═════ Source data

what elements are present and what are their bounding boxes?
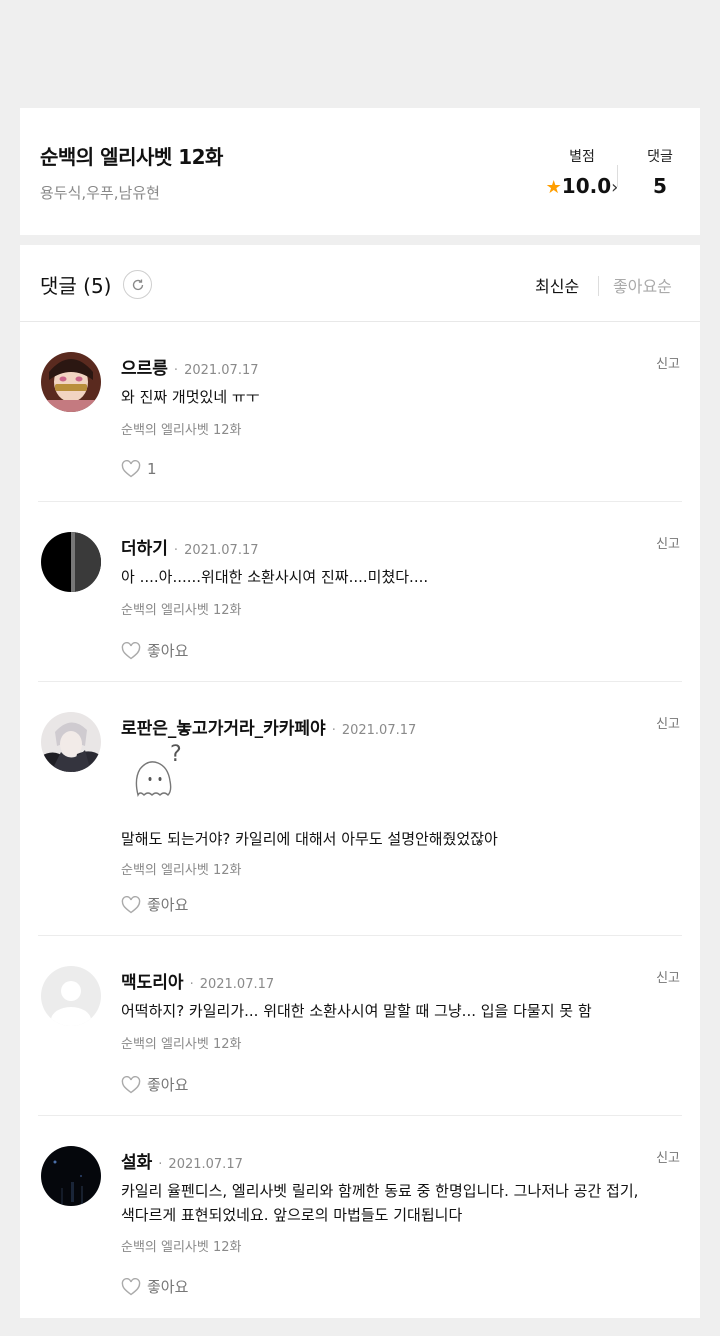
star-icon: ★ [545, 177, 562, 198]
comment-body: 아 ....아......위대한 소환사시여 진짜....미쳤다.... [121, 568, 429, 586]
heart-icon [121, 460, 141, 478]
comment-count-stat: 댓글 5 [630, 146, 690, 198]
avatar[interactable] [41, 712, 101, 772]
comment-nickname[interactable]: 더하기 [121, 539, 168, 559]
comment-nickname[interactable]: 으르릉 [121, 359, 168, 379]
comment-nickname[interactable]: 설화 [121, 1153, 152, 1173]
separator-dot: · [331, 723, 336, 738]
comment-item: 설화 · 2021.07.17 신고 카일리 율펜디스, 엘리사벳 릴리와 함께한 … [38, 1116, 682, 1318]
avatar[interactable] [41, 352, 101, 412]
comment-body: 와 진짜 개멋있네 ㅠㅜ [121, 388, 260, 406]
comment-nickname[interactable]: 로판은_놓고가거라_카카페야 [121, 719, 326, 739]
comment-body: 카일리 율펜디스, 엘리사벳 릴리와 함께한 동료 중 한명입니다. 그나저나 … [121, 1182, 639, 1224]
rating-value: 10.0 [561, 174, 612, 198]
comment-date: 2021.07.17 [199, 977, 275, 992]
avatar[interactable] [41, 532, 101, 592]
comments-value: 5 [653, 174, 667, 198]
separator-dot: · [173, 543, 179, 558]
comment-date: 2021.07.17 [168, 1157, 243, 1172]
avatar[interactable] [41, 1146, 101, 1206]
episode-title: 순백의 엘리사벳 12화 [40, 145, 223, 169]
like-button[interactable]: 좋아요 [121, 640, 188, 661]
comment-list-header: 댓글 (5) 최신순 좋아요순 [20, 245, 700, 322]
sticker-image: ? [130, 739, 190, 799]
report-button[interactable]: 신고 [656, 967, 680, 986]
separator-dot: · [158, 1157, 163, 1172]
comment-list-title: 댓글 (5) [40, 274, 112, 298]
sort-latest-button[interactable]: 최신순 [535, 273, 579, 297]
heart-icon [121, 895, 141, 913]
comment-date: 2021.07.17 [341, 723, 417, 738]
comment-item: 맥도리아 · 2021.07.17 신고 어떡하지? 카일리가... 위대한 소환사… [38, 936, 682, 1116]
comment-date: 2021.07.17 [184, 363, 259, 378]
comment-list: 댓글 (5) 최신순 좋아요순 으르릉 · 2021.07.17 신고 와 진짜 개… [20, 245, 700, 1318]
comment-item: 으르릉 · 2021.07.17 신고 와 진짜 개멋있네 ㅠㅜ 순백의 엘리사벳 … [38, 322, 682, 502]
heart-icon [121, 1075, 141, 1093]
comment-item: 더하기 · 2021.07.17 신고 아 ....아......위대한 소환사시여… [38, 502, 682, 682]
comment-date: 2021.07.17 [184, 543, 259, 558]
comment-item: 로판은_놓고가거라_카카페야 · 2021.07.17 신고 ? 말해도 되는거야?… [38, 682, 682, 936]
comments-label: 댓글 [647, 149, 673, 165]
like-label: 좋아요 [147, 642, 189, 660]
like-button[interactable]: 1 [121, 460, 157, 478]
rating-label: 별점 [569, 149, 595, 165]
sort-divider [598, 276, 599, 296]
comment-episode[interactable]: 순백의 엘리사벳 12화 [121, 599, 242, 618]
like-label: 좋아요 [147, 1076, 189, 1094]
comment-episode[interactable]: 순백의 엘리사벳 12화 [121, 1236, 242, 1255]
report-button[interactable]: 신고 [656, 533, 680, 552]
like-label: 좋아요 [147, 1278, 189, 1296]
episode-header: 순백의 엘리사벳 12화 용두식,우푸,남유현 별점 ★10.0› 댓글 5 [20, 108, 700, 235]
like-label: 좋아요 [147, 896, 189, 914]
separator-dot: · [189, 977, 194, 992]
sort-like-button[interactable]: 좋아요순 [613, 273, 672, 297]
rating-stat[interactable]: 별점 ★10.0› [534, 146, 630, 198]
like-count: 1 [147, 460, 157, 478]
report-button[interactable]: 신고 [656, 713, 680, 732]
refresh-icon[interactable] [123, 270, 152, 299]
separator-dot: · [173, 363, 179, 378]
report-button[interactable]: 신고 [656, 353, 680, 372]
comment-body: 말해도 되는거야? 카일리에 대해서 아무도 설명안해줬었잖아 [121, 830, 498, 848]
like-button[interactable]: 좋아요 [121, 894, 188, 915]
like-button[interactable]: 좋아요 [121, 1074, 188, 1095]
heart-icon [121, 1277, 141, 1295]
report-button[interactable]: 신고 [656, 1147, 680, 1166]
comment-episode[interactable]: 순백의 엘리사벳 12화 [121, 1033, 242, 1052]
comment-episode[interactable]: 순백의 엘리사벳 12화 [121, 859, 242, 878]
heart-icon [121, 641, 141, 659]
episode-authors: 용두식,우푸,남유현 [40, 184, 160, 202]
comment-body: 어떡하지? 카일리가... 위대한 소환사시여 말할 때 그냥... 입을 다물… [121, 1002, 592, 1020]
stat-divider [617, 165, 618, 187]
avatar[interactable] [41, 966, 101, 1026]
sticker-question: ? [170, 742, 182, 767]
comment-episode[interactable]: 순백의 엘리사벳 12화 [121, 419, 242, 438]
comment-nickname[interactable]: 맥도리아 [121, 973, 184, 993]
like-button[interactable]: 좋아요 [121, 1276, 188, 1297]
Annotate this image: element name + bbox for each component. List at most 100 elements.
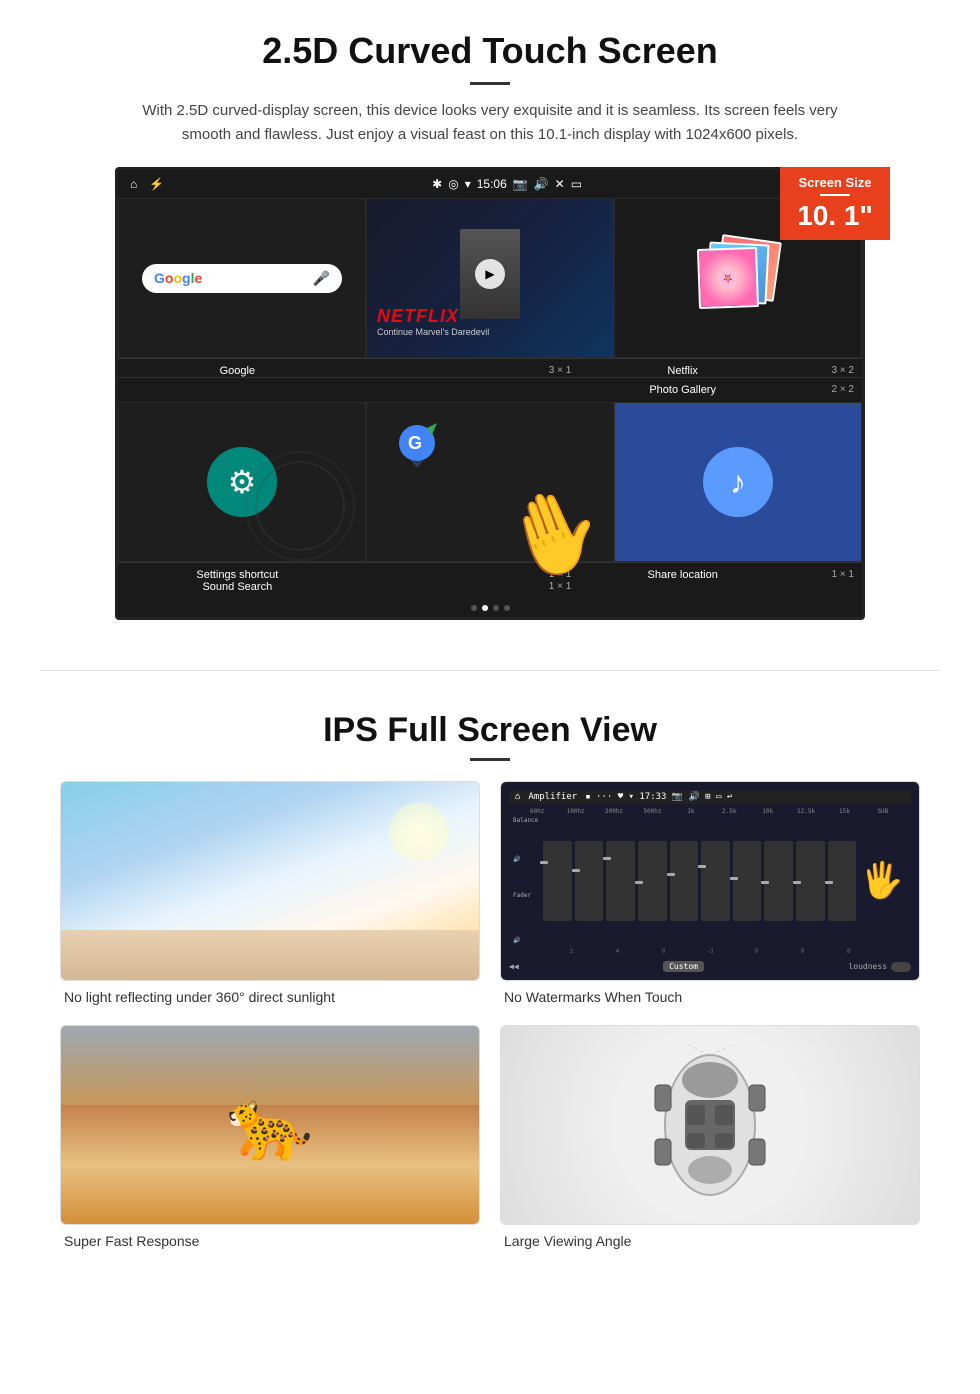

══════════

## What is asked
Update the records from the line with "star-icon: ★ [545, 177, 562, 198]" to the line with "rating-value: 10.0 [561, 174, 612, 198]", swapping "comment-nickname" for "comment-author" and leaving everything else as is. Return only those lines.

## Solution below
star-icon: ★ [545, 177, 562, 198]
comment-body: 아 ....아......위대한 소환사시여 진짜....미쳤다.... [121, 568, 429, 586]
heart-icon [121, 460, 141, 478]
comment-count-stat: 댓글 5 [630, 146, 690, 198]
avatar[interactable] [41, 712, 101, 772]
comment-author[interactable]: 더하기 [121, 539, 168, 559]
comment-author[interactable]: 으르릉 [121, 359, 168, 379]
comment-author[interactable]: 설화 [121, 1153, 152, 1173]
separator-dot: · [331, 723, 336, 738]
comment-item: 설화 · 2021.07.17 신고 카일리 율펜디스, 엘리사벳 릴리와 함께한 … [38, 1116, 682, 1318]
avatar[interactable] [41, 352, 101, 412]
comment-body: 와 진짜 개멋있네 ㅠㅜ [121, 388, 260, 406]
comment-author[interactable]: 로판은_놓고가거라_카카페야 [121, 719, 326, 739]
comment-body: 카일리 율펜디스, 엘리사벳 릴리와 함께한 동료 중 한명입니다. 그나저나 … [121, 1182, 639, 1224]
rating-value: 10.0 [561, 174, 612, 198]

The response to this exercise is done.